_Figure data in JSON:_
◆ ◆ ◆
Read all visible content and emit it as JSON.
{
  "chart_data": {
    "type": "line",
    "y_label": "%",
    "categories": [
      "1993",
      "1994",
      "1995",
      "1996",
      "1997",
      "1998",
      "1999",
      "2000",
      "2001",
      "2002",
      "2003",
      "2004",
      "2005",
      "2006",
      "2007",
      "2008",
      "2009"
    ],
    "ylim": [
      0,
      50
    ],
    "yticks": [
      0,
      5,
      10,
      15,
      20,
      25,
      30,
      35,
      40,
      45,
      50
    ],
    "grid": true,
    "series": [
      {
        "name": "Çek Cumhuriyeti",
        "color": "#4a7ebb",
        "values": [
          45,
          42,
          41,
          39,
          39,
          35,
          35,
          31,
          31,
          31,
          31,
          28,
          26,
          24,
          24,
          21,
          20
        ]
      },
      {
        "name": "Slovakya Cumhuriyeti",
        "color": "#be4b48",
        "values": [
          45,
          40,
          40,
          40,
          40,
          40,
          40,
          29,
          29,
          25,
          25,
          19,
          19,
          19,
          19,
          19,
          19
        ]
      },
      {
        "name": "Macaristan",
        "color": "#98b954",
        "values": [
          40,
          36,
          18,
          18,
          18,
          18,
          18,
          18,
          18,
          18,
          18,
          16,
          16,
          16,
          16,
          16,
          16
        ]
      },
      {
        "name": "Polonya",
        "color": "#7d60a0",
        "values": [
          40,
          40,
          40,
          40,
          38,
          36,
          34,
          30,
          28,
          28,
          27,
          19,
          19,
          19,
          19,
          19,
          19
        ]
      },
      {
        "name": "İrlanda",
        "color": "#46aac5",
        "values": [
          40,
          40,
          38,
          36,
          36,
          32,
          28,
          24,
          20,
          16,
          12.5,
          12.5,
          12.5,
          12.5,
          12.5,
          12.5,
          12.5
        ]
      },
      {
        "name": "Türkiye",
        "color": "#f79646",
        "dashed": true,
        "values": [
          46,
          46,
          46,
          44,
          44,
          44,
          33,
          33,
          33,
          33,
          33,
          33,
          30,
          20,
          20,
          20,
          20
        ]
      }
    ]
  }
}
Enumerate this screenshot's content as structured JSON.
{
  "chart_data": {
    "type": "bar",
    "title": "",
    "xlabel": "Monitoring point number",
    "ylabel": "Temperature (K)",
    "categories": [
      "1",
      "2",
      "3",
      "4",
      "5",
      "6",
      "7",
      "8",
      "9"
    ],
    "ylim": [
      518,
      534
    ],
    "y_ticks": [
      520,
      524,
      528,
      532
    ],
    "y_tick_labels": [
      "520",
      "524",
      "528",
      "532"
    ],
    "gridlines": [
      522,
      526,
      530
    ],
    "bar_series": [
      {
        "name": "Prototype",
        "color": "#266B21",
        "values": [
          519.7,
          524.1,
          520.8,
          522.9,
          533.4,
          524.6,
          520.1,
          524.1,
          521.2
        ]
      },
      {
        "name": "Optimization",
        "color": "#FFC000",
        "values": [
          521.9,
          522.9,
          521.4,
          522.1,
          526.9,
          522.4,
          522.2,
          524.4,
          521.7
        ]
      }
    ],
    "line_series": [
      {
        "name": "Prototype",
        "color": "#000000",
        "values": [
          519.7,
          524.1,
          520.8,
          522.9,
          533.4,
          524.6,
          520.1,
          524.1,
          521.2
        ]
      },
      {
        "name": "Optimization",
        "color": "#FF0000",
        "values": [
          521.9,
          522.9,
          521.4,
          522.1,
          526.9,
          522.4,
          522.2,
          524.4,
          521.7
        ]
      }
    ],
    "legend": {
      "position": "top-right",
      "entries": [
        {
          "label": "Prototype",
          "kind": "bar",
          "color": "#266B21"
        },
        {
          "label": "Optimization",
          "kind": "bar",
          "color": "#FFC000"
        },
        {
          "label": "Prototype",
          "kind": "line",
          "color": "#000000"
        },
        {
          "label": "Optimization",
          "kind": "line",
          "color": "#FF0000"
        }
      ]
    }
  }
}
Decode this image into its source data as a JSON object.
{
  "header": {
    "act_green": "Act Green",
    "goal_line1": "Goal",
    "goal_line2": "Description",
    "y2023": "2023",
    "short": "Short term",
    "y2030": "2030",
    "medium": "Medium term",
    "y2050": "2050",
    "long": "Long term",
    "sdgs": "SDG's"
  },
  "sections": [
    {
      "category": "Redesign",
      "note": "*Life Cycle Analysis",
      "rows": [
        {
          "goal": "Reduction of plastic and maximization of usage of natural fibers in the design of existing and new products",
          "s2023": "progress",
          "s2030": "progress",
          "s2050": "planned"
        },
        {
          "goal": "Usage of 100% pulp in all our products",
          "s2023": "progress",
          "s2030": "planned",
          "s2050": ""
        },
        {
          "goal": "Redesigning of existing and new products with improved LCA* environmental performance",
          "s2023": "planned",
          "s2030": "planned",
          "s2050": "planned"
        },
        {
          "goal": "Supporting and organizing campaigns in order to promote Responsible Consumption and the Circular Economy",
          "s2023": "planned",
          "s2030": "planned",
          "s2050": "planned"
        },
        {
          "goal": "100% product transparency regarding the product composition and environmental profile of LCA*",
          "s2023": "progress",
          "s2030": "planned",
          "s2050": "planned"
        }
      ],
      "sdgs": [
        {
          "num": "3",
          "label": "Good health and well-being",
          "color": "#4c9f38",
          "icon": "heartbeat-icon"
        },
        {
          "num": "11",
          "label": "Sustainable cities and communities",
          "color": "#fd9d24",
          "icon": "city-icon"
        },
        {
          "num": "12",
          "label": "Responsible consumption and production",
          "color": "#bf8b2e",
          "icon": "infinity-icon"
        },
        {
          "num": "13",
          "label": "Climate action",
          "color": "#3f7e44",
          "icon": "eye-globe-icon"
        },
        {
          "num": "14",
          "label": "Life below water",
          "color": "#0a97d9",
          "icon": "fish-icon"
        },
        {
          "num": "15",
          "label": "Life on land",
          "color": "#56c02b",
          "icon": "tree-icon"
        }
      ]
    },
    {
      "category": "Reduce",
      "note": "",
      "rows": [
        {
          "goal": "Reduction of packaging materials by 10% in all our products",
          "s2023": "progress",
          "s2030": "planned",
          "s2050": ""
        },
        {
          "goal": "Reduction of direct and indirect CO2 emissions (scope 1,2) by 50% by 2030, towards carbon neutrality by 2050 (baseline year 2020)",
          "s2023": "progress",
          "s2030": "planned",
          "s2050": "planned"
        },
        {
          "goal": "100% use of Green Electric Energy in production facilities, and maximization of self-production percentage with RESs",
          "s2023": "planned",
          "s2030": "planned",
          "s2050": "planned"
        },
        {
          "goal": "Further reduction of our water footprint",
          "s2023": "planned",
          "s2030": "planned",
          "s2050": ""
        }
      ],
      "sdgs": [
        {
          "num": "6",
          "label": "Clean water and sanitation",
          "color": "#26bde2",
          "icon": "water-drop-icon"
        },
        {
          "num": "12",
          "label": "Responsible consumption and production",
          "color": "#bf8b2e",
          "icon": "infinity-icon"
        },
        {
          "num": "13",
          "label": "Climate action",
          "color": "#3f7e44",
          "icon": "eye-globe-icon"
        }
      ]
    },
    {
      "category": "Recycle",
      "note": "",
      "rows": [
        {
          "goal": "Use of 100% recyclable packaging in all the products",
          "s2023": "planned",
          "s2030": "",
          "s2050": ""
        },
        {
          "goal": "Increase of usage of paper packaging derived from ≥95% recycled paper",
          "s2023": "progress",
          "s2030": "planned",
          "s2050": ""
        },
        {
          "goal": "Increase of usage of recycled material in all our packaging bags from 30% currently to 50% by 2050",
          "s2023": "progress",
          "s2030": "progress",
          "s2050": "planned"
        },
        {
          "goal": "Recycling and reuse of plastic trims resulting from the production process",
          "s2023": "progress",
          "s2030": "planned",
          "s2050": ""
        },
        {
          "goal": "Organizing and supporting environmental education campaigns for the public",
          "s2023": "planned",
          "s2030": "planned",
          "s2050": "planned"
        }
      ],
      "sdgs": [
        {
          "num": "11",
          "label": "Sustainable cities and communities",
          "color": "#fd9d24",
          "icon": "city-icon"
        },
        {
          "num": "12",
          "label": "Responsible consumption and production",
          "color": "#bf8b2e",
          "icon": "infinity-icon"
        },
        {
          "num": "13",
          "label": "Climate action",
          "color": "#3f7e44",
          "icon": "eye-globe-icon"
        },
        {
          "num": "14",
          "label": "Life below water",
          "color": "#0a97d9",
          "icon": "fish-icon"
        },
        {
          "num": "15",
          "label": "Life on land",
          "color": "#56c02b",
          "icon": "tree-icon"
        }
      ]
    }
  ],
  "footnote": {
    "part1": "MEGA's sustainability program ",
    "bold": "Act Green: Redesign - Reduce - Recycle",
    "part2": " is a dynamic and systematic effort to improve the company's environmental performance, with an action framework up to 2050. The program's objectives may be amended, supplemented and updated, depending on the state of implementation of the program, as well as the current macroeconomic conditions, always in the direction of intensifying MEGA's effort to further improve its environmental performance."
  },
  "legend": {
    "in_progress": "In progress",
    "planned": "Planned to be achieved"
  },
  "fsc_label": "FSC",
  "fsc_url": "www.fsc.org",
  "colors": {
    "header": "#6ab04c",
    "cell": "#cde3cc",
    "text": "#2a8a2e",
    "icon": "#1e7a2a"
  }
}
◆ ◆ ◆
_WORK TO DO:_ Find the word "plastic" in the records and pull out each line that has it.

_TASK SOLUTION:_
          "goal": "Reduction of plastic and maximization of usage of natural fibers in the design of existing and new products",
          "goal": "Recycling and reuse of plastic trims resulting from the production process",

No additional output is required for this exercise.